Reproduce the items verbatim from their first line through the line containing "- svg-text:600: 600: [156, 1288, 164, 1294]", including both of those lines.

* START *

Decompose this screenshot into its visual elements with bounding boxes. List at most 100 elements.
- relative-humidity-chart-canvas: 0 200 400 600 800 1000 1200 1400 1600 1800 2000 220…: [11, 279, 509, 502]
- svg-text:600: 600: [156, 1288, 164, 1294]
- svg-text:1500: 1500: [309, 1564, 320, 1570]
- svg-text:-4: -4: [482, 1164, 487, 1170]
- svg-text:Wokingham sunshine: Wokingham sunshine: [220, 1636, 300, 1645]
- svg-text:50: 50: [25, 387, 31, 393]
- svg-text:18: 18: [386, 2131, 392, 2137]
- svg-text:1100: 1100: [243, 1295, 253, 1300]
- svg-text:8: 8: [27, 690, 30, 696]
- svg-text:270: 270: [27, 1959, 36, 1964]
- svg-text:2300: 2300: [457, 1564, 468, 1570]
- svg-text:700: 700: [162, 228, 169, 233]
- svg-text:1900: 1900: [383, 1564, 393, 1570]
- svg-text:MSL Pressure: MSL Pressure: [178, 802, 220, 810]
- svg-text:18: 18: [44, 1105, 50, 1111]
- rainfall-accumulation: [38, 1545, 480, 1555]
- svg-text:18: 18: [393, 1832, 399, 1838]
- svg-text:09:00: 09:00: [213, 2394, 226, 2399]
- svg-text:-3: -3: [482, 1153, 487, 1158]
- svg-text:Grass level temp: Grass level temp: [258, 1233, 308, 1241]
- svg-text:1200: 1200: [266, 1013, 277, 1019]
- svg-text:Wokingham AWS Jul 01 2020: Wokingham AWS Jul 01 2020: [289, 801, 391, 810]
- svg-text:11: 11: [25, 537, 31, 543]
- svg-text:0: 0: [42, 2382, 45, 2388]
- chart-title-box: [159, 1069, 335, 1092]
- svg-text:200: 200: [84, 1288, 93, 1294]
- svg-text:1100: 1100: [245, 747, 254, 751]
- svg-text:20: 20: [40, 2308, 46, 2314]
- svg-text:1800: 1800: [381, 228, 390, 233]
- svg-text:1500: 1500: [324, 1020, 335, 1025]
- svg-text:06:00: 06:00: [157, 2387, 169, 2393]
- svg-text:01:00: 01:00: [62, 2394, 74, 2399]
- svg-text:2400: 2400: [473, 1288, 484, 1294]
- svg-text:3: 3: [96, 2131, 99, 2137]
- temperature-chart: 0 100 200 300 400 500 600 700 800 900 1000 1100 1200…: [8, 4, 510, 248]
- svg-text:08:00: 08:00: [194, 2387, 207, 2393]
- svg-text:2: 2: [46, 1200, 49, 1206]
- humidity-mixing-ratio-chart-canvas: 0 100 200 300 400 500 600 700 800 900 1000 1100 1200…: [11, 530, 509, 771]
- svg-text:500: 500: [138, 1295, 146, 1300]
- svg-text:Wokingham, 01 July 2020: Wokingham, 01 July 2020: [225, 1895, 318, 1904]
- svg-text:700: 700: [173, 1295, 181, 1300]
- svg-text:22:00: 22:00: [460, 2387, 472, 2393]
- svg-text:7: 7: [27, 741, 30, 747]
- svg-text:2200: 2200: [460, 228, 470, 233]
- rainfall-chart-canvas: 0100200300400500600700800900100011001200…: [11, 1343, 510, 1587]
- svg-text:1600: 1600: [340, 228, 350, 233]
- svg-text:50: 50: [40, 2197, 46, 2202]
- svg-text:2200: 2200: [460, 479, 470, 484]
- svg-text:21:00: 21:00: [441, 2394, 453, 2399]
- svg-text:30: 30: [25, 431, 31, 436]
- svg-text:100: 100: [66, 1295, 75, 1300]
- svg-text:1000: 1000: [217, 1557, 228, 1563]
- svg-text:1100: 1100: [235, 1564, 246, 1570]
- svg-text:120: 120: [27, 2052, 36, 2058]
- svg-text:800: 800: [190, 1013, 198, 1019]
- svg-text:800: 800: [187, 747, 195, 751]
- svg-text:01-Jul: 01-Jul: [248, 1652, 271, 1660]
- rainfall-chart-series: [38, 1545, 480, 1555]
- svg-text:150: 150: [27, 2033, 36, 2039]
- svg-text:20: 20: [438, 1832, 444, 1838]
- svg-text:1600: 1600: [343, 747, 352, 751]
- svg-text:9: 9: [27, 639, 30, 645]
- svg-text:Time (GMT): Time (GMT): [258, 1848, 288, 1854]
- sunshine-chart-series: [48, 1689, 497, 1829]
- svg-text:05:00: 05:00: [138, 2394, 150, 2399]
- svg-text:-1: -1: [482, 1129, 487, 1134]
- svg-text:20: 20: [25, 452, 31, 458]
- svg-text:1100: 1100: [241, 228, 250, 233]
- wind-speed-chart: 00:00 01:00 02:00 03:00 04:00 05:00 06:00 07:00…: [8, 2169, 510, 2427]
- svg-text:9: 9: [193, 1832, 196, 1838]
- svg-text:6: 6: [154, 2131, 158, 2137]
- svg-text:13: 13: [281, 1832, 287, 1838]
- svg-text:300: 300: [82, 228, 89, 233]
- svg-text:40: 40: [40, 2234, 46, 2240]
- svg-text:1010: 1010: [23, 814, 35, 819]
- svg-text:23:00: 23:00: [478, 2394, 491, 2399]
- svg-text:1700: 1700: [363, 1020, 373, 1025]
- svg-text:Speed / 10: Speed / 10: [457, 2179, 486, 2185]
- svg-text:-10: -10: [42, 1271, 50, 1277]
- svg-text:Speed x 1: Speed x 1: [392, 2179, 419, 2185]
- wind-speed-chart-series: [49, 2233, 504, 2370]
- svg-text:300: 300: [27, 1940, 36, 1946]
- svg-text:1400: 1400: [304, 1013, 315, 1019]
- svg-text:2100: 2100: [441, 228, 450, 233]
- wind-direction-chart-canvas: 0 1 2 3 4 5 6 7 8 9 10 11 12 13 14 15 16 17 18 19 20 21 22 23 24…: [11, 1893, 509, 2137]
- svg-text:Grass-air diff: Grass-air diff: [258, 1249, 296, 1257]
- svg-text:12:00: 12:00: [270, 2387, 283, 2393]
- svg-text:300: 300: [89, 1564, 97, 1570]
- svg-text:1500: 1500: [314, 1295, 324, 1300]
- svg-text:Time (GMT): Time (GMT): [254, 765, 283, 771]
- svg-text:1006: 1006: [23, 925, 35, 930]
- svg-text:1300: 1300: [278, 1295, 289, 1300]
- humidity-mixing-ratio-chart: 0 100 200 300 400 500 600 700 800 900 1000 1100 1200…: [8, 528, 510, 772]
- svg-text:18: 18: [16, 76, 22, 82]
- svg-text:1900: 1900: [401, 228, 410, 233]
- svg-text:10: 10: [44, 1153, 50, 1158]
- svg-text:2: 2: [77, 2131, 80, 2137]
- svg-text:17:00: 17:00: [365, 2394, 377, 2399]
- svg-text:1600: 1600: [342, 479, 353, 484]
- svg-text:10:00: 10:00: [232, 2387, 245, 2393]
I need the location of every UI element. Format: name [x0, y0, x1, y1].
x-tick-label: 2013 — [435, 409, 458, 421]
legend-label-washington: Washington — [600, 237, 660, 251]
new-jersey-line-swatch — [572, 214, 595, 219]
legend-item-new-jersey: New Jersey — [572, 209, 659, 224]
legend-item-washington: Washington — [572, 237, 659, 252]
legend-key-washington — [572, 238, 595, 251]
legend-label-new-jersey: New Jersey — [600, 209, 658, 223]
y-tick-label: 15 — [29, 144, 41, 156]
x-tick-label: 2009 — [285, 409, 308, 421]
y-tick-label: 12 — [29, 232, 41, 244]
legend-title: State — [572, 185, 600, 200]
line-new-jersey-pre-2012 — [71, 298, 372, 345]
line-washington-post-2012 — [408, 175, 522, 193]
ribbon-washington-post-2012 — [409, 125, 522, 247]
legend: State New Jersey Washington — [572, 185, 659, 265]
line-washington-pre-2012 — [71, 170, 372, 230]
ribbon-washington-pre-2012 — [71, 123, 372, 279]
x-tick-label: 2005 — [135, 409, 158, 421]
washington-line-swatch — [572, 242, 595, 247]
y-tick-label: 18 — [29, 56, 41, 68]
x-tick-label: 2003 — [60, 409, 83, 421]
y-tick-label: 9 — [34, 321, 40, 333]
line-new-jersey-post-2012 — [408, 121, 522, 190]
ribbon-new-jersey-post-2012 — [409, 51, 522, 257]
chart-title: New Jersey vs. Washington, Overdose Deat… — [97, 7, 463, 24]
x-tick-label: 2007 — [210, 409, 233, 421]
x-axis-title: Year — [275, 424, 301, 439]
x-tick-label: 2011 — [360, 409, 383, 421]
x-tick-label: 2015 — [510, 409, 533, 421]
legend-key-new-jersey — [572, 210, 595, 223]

* END *

**Task answer**.
Decompose this screenshot into its visual elements with bounding boxes. List at most 100 elements.
- relative-humidity-chart-canvas: 0 200 400 600 800 1000 1200 1400 1600 1800 2000 220…: [11, 279, 509, 502]
- svg-text:600: 600: [156, 1288, 164, 1294]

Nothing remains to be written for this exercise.